#### [TEXTAUSZUG]
====================

Hamburg. Der ehemalige Bundesligaprofi Daniel Brückner ist mit 41 Jahren der älteste Feldspieler der Oberliga. Seine Geschichte ist bewegend.

Ein ganz normaler Spieltag in der Oberliga Hamburg in dieser Saison: Der Niendorfer TSV führt 2:1 gegen den HEBC, noch fünf Minuten. Der HEBC macht mächtig Druck. Plötzlich dreht sich HEBC-Trainer Özden Kocadal zu den Journalisten um. „Ohne Bohne ist es ein anderes Spiel“, sagt er. Mit „Bohne“ ist Niendorfs Daniel Brückner gemeint. Seit seiner Auswechslung sind die Gäste in der Partie.

Zuvor drückte der mit 41 Jahren älteste Feldspieler der Oberliga Hamburg dem Spiel seinen Stempel auf. Mit feiner Technik, imposanten Sprints, aufopferungsvoller Defensivarbeit und starken Vorlagen auf der linken Außenbahn. Und seinem Tor zum 2:1. Voller Adrenalin per Flugkopfball erzielt. Vier Minuten nach dem umstrittenen Ausgleich per Handelfmeter für den HEBC, über den sich Brückner minutenlang aufgeregt hat. Am Ende siegt der NTSV mit 3:2. Brückner jubelt humpelnd auf der Ersatzbank. Bei seinem Treffer ist er gegen den Pfosten gekracht. Aber: Hauptsache gewonnen!

====================

#### [MATERIAL]
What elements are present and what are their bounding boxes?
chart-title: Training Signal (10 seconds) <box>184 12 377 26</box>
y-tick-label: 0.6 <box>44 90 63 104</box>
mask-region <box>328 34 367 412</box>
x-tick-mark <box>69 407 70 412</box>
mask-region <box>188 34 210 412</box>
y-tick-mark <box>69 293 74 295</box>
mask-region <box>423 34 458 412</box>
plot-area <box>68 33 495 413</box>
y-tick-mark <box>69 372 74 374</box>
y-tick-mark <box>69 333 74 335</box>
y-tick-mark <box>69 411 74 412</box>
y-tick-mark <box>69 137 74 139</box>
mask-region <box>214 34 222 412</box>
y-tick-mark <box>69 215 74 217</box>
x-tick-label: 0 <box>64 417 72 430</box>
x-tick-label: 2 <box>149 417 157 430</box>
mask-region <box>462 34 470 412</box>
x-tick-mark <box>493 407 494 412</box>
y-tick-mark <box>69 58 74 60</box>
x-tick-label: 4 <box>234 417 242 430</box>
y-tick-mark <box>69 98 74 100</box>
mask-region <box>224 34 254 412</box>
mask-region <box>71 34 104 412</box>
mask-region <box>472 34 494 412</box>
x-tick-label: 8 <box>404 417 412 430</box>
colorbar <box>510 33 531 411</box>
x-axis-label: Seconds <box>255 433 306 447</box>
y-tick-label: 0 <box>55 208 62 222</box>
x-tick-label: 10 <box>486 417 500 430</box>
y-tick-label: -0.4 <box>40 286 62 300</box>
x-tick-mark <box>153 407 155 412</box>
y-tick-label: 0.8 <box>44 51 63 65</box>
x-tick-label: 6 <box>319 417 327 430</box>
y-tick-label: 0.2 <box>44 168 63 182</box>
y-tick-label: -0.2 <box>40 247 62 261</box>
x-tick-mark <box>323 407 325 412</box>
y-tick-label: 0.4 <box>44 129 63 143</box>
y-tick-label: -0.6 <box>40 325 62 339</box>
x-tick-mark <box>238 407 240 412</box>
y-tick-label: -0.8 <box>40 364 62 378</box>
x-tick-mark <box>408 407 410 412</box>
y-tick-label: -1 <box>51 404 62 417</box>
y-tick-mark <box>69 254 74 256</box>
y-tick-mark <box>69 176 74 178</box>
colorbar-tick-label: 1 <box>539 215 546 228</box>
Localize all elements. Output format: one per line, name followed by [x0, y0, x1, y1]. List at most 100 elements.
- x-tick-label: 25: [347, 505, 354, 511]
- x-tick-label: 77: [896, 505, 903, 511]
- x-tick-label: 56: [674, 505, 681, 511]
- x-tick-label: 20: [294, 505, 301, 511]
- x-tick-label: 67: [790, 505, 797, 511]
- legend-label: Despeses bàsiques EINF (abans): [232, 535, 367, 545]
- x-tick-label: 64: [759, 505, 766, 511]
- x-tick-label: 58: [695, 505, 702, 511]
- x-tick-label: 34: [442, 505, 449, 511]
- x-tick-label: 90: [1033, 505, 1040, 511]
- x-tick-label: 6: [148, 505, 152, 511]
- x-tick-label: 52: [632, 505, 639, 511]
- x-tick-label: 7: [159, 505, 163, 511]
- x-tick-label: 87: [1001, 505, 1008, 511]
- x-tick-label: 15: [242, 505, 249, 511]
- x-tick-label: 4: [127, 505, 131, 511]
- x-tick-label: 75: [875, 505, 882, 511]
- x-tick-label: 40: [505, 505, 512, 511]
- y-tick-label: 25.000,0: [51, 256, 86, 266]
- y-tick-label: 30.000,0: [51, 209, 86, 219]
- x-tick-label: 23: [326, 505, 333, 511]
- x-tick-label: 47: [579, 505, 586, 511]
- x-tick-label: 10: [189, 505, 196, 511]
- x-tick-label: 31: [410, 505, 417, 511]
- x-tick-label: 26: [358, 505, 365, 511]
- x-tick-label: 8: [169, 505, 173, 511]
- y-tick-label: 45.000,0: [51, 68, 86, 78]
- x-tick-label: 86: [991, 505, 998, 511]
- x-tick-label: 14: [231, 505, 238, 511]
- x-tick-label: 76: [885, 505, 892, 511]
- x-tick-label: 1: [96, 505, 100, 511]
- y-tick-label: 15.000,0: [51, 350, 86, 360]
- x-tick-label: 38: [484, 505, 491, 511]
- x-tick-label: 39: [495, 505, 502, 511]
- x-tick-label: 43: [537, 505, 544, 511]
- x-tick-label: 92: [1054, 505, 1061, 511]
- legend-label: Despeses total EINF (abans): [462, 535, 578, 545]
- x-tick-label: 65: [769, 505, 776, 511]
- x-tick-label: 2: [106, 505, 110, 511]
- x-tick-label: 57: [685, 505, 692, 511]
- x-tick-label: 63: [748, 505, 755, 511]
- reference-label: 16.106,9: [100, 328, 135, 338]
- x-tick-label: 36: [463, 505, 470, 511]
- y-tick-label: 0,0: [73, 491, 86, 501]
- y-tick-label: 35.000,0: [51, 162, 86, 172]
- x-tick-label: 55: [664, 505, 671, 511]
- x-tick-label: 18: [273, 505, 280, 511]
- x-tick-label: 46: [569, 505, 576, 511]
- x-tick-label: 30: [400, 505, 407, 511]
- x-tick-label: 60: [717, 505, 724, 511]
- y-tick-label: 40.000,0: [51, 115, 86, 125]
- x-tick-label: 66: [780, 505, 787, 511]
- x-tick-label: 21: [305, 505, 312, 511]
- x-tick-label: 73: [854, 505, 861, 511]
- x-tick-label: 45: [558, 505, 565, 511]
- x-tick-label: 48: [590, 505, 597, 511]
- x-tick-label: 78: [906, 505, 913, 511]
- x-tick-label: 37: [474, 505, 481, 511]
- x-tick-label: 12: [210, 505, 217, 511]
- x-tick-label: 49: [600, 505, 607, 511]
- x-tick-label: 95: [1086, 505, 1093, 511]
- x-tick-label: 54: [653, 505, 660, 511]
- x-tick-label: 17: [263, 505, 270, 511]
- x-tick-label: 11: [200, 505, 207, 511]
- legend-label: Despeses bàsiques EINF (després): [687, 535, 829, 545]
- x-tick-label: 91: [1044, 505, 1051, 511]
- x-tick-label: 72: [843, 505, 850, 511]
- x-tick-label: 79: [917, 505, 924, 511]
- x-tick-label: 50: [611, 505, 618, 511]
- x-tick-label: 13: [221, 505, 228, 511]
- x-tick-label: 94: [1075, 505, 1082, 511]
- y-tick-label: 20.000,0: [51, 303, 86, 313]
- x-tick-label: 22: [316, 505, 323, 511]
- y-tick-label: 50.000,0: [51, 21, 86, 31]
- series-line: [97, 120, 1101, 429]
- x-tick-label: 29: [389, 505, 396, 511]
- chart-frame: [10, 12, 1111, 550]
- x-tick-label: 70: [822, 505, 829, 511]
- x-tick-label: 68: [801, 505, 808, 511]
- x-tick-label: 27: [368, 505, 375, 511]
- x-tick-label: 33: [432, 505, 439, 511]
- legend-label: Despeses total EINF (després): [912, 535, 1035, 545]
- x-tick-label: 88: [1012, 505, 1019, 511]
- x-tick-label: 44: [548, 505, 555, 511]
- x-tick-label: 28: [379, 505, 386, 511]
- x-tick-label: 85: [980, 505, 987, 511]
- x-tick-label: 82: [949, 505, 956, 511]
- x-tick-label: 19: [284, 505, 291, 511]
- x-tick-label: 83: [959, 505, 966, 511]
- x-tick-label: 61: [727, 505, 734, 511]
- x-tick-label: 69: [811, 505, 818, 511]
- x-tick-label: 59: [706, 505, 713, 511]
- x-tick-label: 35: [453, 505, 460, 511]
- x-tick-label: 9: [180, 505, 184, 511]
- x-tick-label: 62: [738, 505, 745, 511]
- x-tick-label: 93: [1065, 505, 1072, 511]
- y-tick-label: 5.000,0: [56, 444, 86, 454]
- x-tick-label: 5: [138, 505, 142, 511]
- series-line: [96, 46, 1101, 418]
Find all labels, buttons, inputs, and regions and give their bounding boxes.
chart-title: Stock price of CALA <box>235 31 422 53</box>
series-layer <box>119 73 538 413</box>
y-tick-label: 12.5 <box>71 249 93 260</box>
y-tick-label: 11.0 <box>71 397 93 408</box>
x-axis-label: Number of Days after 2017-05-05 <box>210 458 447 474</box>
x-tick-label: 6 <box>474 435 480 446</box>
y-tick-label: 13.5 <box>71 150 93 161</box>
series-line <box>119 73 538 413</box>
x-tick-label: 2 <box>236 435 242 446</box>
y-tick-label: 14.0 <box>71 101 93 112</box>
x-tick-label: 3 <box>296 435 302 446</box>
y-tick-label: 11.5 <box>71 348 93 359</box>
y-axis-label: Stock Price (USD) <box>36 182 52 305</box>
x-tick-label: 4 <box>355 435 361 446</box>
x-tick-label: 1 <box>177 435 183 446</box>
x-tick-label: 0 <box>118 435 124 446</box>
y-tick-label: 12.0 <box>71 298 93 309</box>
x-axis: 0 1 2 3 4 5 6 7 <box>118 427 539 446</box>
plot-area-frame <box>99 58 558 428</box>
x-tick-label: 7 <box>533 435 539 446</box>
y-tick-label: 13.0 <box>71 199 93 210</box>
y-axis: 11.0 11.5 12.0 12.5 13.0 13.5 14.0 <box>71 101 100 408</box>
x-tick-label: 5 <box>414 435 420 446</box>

====================

#### [GESTELLTE AUFGABE 1]
Mit welchem Endergebnis gewinnt der Niendorfer TSV laut dem Bericht über Daniel Brückner gegen den HEBC?
#### [GESTELLTE AUFGABE 2]
Greif den Bericht über Daniel Brückner nach seinem letzten Satz auf und schreib ihn weiter.

#### [SCHRIFTLICHE ANTWORT 1]
Der Niendorfer TSV gewinnt mit 3:2.

#### [SCHRIFTLICHE ANTWORT 2]
Amateur-Fußball: Brückner fühlt sich fit genug für eine weitere Saison

Dieses Gefühl liebt Brückner. Deshalb ist für ihn, frei nach Udo Jürgens, mit 41 Jahren noch lange nicht Schluss. Der hagere Modellathlet hat kürzlich seinen Vertrag beim NTSV ein weiteres Mal verlängert. Seine Gegenspieler in Hamburgs höchster Amateurklasse mögen fast alle über ein Jahrzehnt jünger sein, Brückner kann ihnen Paroli bieten. „Mein Körper zeigt keine Ermüdungserscheinungen. Ich habe weiter Bock auf Fußball und genügend Ehrgeiz“, sagt er. „Außerdem freue ich mich, wenn ich jungen Spielern mit Ratschlägen weiterhelfen kann. Und in einer so jungen Mannschaft zu spielen, hält auch mich jung.“

Das freut vor allem Niendorfs Coach Ali Farhadi, der den zweitjüngsten Oberligakader Hamburgs (Durchschnittsalter 24,7 Jahre) trainiert: „Daniel ist für uns Gold wert, er ist ein Riesenvorbild für die jungen Spieler. Wann er aufhört, entscheidet nur er. Ich freue mich auf viele weitere Jahre mit ihm und bin sehr froh, dass wir in Niendorf einen Spieler seiner Klasse verpflichten konnten.“

Brückner hat auch die Schattenseiten des Lebens kennengelernt

Diese Klasse hat Brückner einst bis zum Bundesligaprofi getragen. Nachdem er ganz unten war. Mit 17 Jahren flog er von der Schule, wurde auch beim SC Vorwärts/Wacker Billstedt aus der U19 geworfen. Seine Mutter bat ihn auszuziehen. „Ich hatte eine Zeit lang keine Wohnung, aber viele Freunde haben mir geholfen. Und der HEBC, dem ich immer dankbar sein werde.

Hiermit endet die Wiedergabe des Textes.